### [Written problem]
Output the material beneath this task exactly, images excluded.

### [Task data]

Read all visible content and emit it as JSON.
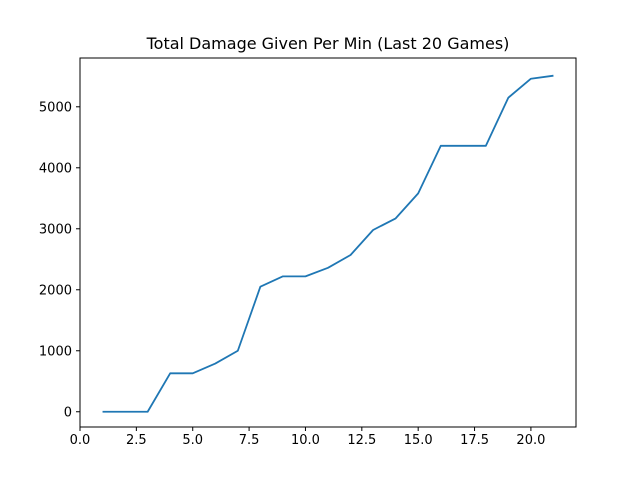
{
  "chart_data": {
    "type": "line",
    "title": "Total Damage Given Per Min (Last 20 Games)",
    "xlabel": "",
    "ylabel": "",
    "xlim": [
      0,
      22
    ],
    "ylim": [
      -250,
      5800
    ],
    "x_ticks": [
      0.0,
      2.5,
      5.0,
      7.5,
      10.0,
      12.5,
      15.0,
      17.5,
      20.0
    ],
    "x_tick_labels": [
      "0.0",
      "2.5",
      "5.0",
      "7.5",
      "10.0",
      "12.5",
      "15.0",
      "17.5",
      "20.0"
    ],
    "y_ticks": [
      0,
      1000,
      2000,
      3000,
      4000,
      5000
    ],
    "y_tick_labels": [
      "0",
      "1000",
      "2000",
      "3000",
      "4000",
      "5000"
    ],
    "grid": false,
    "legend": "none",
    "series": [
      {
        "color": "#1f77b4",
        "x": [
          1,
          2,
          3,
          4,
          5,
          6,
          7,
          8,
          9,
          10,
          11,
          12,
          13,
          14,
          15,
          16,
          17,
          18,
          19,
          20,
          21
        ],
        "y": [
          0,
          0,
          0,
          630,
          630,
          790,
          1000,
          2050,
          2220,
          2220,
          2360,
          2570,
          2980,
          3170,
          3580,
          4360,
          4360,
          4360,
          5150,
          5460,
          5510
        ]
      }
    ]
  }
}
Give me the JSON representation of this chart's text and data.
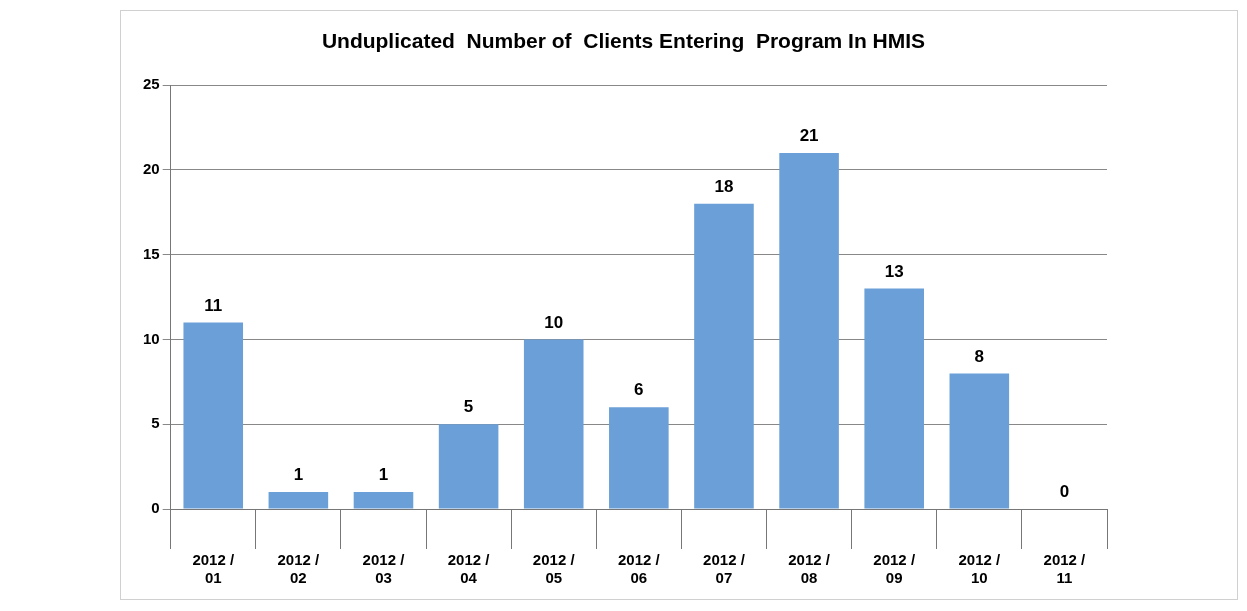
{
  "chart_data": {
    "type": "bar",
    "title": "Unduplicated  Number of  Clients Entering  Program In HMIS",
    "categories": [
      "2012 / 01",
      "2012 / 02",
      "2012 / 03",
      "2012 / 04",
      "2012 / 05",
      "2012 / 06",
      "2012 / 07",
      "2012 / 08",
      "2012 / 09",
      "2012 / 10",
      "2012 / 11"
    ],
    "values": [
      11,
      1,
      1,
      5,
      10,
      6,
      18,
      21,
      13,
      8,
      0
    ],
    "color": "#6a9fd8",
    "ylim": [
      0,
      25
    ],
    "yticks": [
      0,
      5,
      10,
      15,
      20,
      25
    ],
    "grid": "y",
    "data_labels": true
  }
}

### [Task output]
Read all visible content and emit it as JSON.
{
  "chart_data": {
    "type": "line",
    "title": "Total Damage Given Per Min (Last 20 Games)",
    "xlabel": "",
    "ylabel": "",
    "xlim": [
      0,
      22
    ],
    "ylim": [
      -250,
      5800
    ],
    "x_ticks": [
      0.0,
      2.5,
      5.0,
      7.5,
      10.0,
      12.5,
      15.0,
      17.5,
      20.0
    ],
    "x_tick_labels": [
      "0.0",
      "2.5",
      "5.0",
      "7.5",
      "10.0",
      "12.5",
      "15.0",
      "17.5",
      "20.0"
    ],
    "y_ticks": [
      0,
      1000,
      2000,
      3000,
      4000,
      5000
    ],
    "y_tick_labels": [
      "0",
      "1000",
      "2000",
      "3000",
      "4000",
      "5000"
    ],
    "grid": false,
    "legend": "none",
    "series": [
      {
        "color": "#1f77b4",
        "x": [
          1,
          2,
          3,
          4,
          5,
          6,
          7,
          8,
          9,
          10,
          11,
          12,
          13,
          14,
          15,
          16,
          17,
          18,
          19,
          20,
          21
        ],
        "y": [
          0,
          0,
          0,
          630,
          630,
          790,
          1000,
          2050,
          2220,
          2220,
          2360,
          2570,
          2980,
          3170,
          3580,
          4360,
          4360,
          4360,
          5150,
          5460,
          5510
        ]
      }
    ]
  }
}
Give me the JSON representation of this chart's text and data.
{
  "chart_data": {
    "type": "bar",
    "title": "Unduplicated  Number of  Clients Entering  Program In HMIS",
    "categories": [
      "2012 / 01",
      "2012 / 02",
      "2012 / 03",
      "2012 / 04",
      "2012 / 05",
      "2012 / 06",
      "2012 / 07",
      "2012 / 08",
      "2012 / 09",
      "2012 / 10",
      "2012 / 11"
    ],
    "values": [
      11,
      1,
      1,
      5,
      10,
      6,
      18,
      21,
      13,
      8,
      0
    ],
    "color": "#6a9fd8",
    "ylim": [
      0,
      25
    ],
    "yticks": [
      0,
      5,
      10,
      15,
      20,
      25
    ],
    "grid": "y",
    "data_labels": true
  }
}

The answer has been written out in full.